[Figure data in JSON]
________
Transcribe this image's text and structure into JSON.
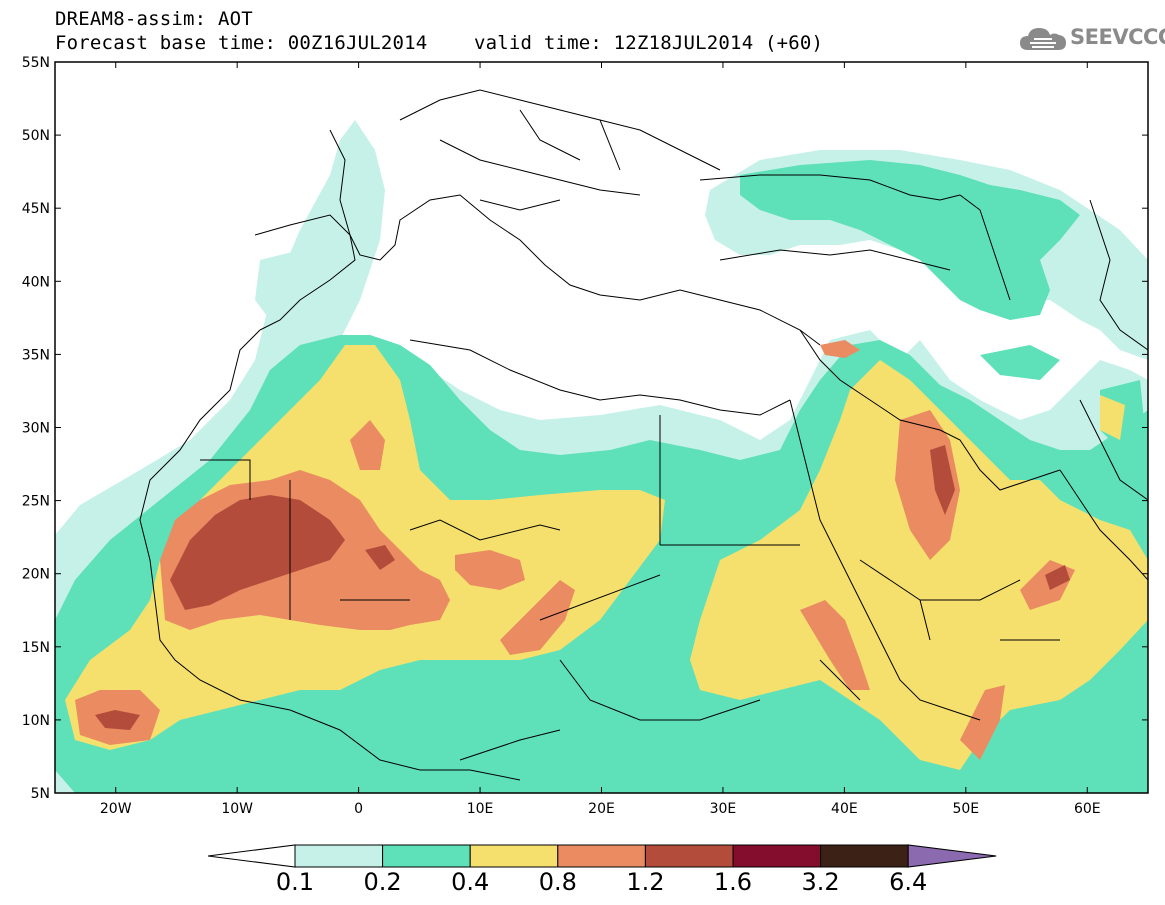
{
  "header": {
    "line1": "DREAM8-assim: AOT",
    "line2": "Forecast base time: 00Z16JUL2014    valid time: 12Z18JUL2014 (+60)"
  },
  "logo": {
    "text": "SEEVCCC",
    "icon": "cloud-icon",
    "color": "#8a8a8a"
  },
  "map": {
    "lon_range": [
      -25,
      65
    ],
    "lat_range": [
      5,
      55
    ],
    "lat_ticks": [
      "55N",
      "50N",
      "45N",
      "40N",
      "35N",
      "30N",
      "25N",
      "20N",
      "15N",
      "10N",
      "5N"
    ],
    "lon_ticks": [
      "20W",
      "10W",
      "0",
      "10E",
      "20E",
      "30E",
      "40E",
      "50E",
      "60E"
    ]
  },
  "colorbar": {
    "levels": [
      "0.1",
      "0.2",
      "0.4",
      "0.8",
      "1.2",
      "1.6",
      "3.2",
      "6.4"
    ],
    "colors": [
      "#ffffff",
      "#c6f1e8",
      "#5ee0b8",
      "#f5e06e",
      "#ea8b62",
      "#b34c3a",
      "#840c2c",
      "#3b2116",
      "#8b6ab0"
    ]
  }
}
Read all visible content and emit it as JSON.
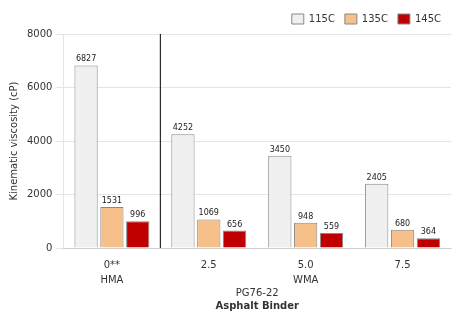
{
  "chart_data": {
    "type": "bar",
    "categories": [
      "0**",
      "2.5",
      "5.0",
      "7.5"
    ],
    "series": [
      {
        "name": "115C",
        "color": "#f0f0f0",
        "values": [
          6827,
          4252,
          3450,
          2405
        ]
      },
      {
        "name": "135C",
        "color": "#f5c08a",
        "values": [
          1531,
          1069,
          948,
          680
        ]
      },
      {
        "name": "145C",
        "color": "#c00000",
        "values": [
          996,
          656,
          559,
          364
        ]
      }
    ],
    "ylabel": "Kinematic viscosity (cP)",
    "xlabel": "Asphalt Binder",
    "annotations": [
      "HMA",
      "WMA",
      "PG76-22"
    ],
    "ylim": [
      0,
      8000
    ],
    "yticks": [
      0,
      2000,
      4000,
      6000,
      8000
    ],
    "grid": true,
    "legend": "upper right",
    "data_labels": true
  }
}
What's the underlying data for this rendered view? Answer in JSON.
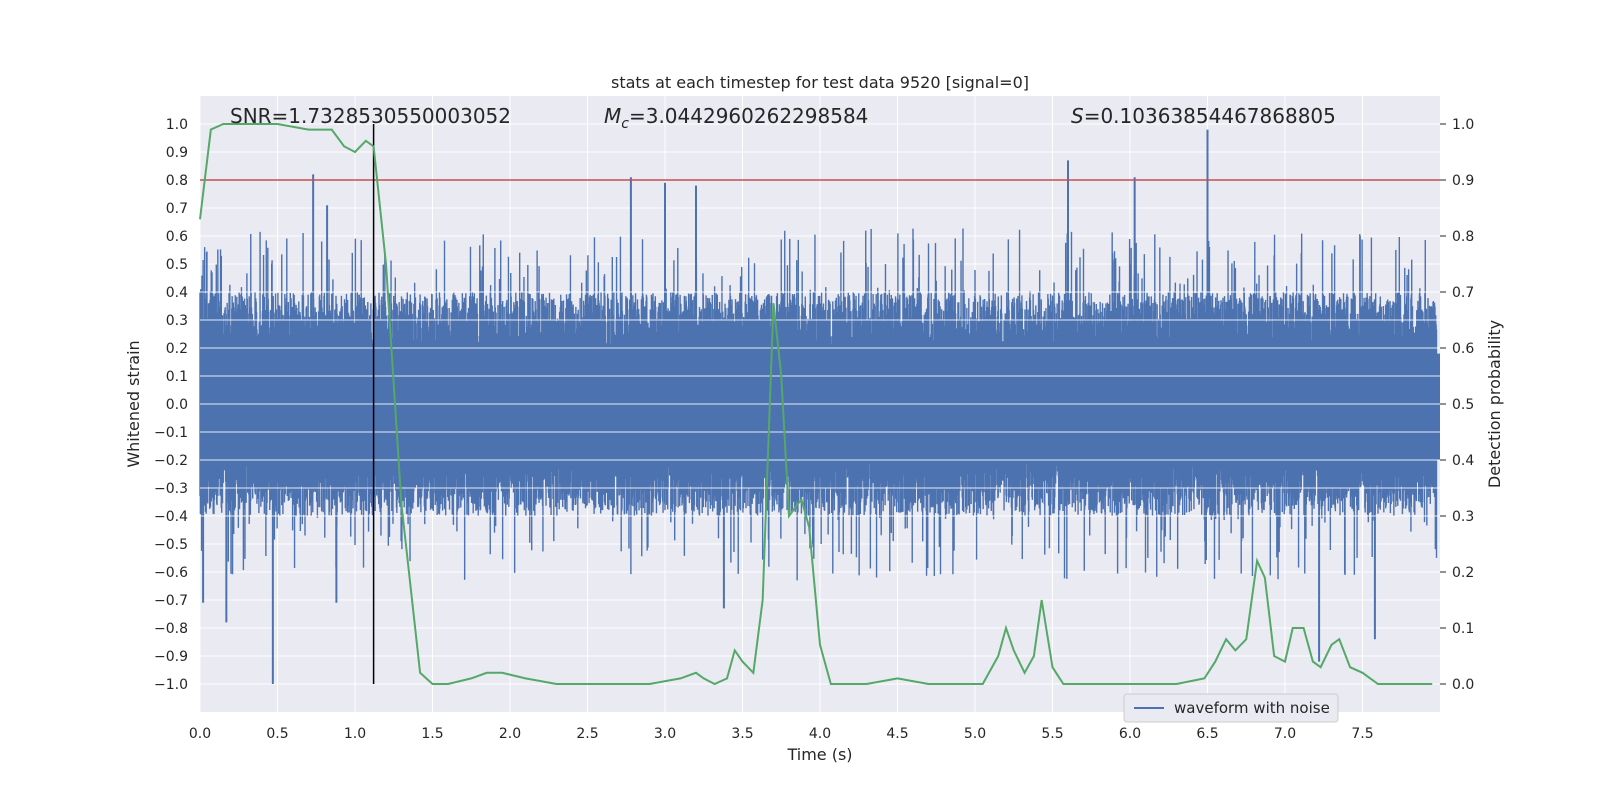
{
  "chart_data": {
    "type": "line",
    "title": "stats at each timestep for test data 9520 [signal=0]",
    "xlabel": "Time (s)",
    "ylabel_left": "Whitened strain",
    "ylabel_right": "Detection probability",
    "xlim": [
      0.0,
      8.0
    ],
    "ylim_left": [
      -1.1,
      1.1
    ],
    "ylim_right": [
      -0.05,
      1.05
    ],
    "xticks": [
      "0.0",
      "0.5",
      "1.0",
      "1.5",
      "2.0",
      "2.5",
      "3.0",
      "3.5",
      "4.0",
      "4.5",
      "5.0",
      "5.5",
      "6.0",
      "6.5",
      "7.0",
      "7.5"
    ],
    "yticks_left": [
      "1.0",
      "0.9",
      "0.8",
      "0.7",
      "0.6",
      "0.5",
      "0.4",
      "0.3",
      "0.2",
      "0.1",
      "0.0",
      "−0.1",
      "−0.2",
      "−0.3",
      "−0.4",
      "−0.5",
      "−0.6",
      "−0.7",
      "−0.8",
      "−0.9",
      "−1.0"
    ],
    "yticks_right": [
      "1.0",
      "0.9",
      "0.8",
      "0.7",
      "0.6",
      "0.5",
      "0.4",
      "0.3",
      "0.2",
      "0.1",
      "0.0"
    ],
    "grid": true,
    "legend_position": "lower-right",
    "annotations": {
      "snr": "SNR=1.7328530550003052",
      "mc_symbol": "M",
      "mc_sub": "c",
      "mc_value": "=3.0442960262298584",
      "s_symbol": "S",
      "s_value": "=0.10363854467868805"
    },
    "threshold_prob": 0.9,
    "marker_time": 1.12,
    "colors": {
      "waveform": "#4c72b0",
      "probability": "#55a868",
      "threshold": "#c44e52",
      "marker": "#000000",
      "plot_bg": "#eaeaf2"
    },
    "series": [
      {
        "name": "waveform with noise",
        "envelope_note": "dense noise roughly within ±0.35 with spikes",
        "spikes": [
          {
            "t": 0.02,
            "v": -0.71
          },
          {
            "t": 0.17,
            "v": -0.78
          },
          {
            "t": 0.47,
            "v": -1.0
          },
          {
            "t": 0.73,
            "v": 0.82
          },
          {
            "t": 0.82,
            "v": 0.71
          },
          {
            "t": 0.88,
            "v": -0.71
          },
          {
            "t": 2.78,
            "v": 0.81
          },
          {
            "t": 3.0,
            "v": 0.79
          },
          {
            "t": 3.2,
            "v": 0.78
          },
          {
            "t": 3.38,
            "v": -0.73
          },
          {
            "t": 5.6,
            "v": 0.87
          },
          {
            "t": 6.03,
            "v": 0.81
          },
          {
            "t": 6.5,
            "v": 0.98
          },
          {
            "t": 7.22,
            "v": -0.92
          },
          {
            "t": 7.58,
            "v": -0.84
          }
        ]
      },
      {
        "name": "",
        "x": [
          0.0,
          0.07,
          0.15,
          0.3,
          0.5,
          0.7,
          0.85,
          0.93,
          1.0,
          1.07,
          1.12,
          1.2,
          1.3,
          1.42,
          1.5,
          1.6,
          1.75,
          1.85,
          1.95,
          2.1,
          2.3,
          2.6,
          2.9,
          3.1,
          3.2,
          3.25,
          3.32,
          3.4,
          3.45,
          3.5,
          3.57,
          3.63,
          3.7,
          3.75,
          3.8,
          3.88,
          3.93,
          4.0,
          4.07,
          4.15,
          4.3,
          4.5,
          4.7,
          4.9,
          5.05,
          5.15,
          5.2,
          5.25,
          5.32,
          5.38,
          5.43,
          5.5,
          5.57,
          5.63,
          5.75,
          5.9,
          6.1,
          6.3,
          6.48,
          6.55,
          6.62,
          6.68,
          6.75,
          6.82,
          6.87,
          6.93,
          7.0,
          7.05,
          7.12,
          7.18,
          7.23,
          7.3,
          7.35,
          7.42,
          7.5,
          7.6,
          7.75,
          7.95
        ],
        "values": [
          0.83,
          0.99,
          1.0,
          1.0,
          1.0,
          0.99,
          0.99,
          0.96,
          0.95,
          0.97,
          0.96,
          0.75,
          0.32,
          0.02,
          0.0,
          0.0,
          0.01,
          0.02,
          0.02,
          0.01,
          0.0,
          0.0,
          0.0,
          0.01,
          0.02,
          0.01,
          0.0,
          0.01,
          0.06,
          0.04,
          0.02,
          0.15,
          0.68,
          0.55,
          0.3,
          0.33,
          0.28,
          0.07,
          0.0,
          0.0,
          0.0,
          0.01,
          0.0,
          0.0,
          0.0,
          0.05,
          0.1,
          0.06,
          0.02,
          0.05,
          0.15,
          0.03,
          0.0,
          0.0,
          0.0,
          0.0,
          0.0,
          0.0,
          0.01,
          0.04,
          0.08,
          0.06,
          0.08,
          0.22,
          0.19,
          0.05,
          0.04,
          0.1,
          0.1,
          0.04,
          0.03,
          0.07,
          0.08,
          0.03,
          0.02,
          0.0,
          0.0,
          0.0
        ]
      }
    ]
  }
}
________
» EXERCISE INSTRUCTIONS
Go through the entries above and count the lines containing the word "with"; give only that count.

» THE REPLY
2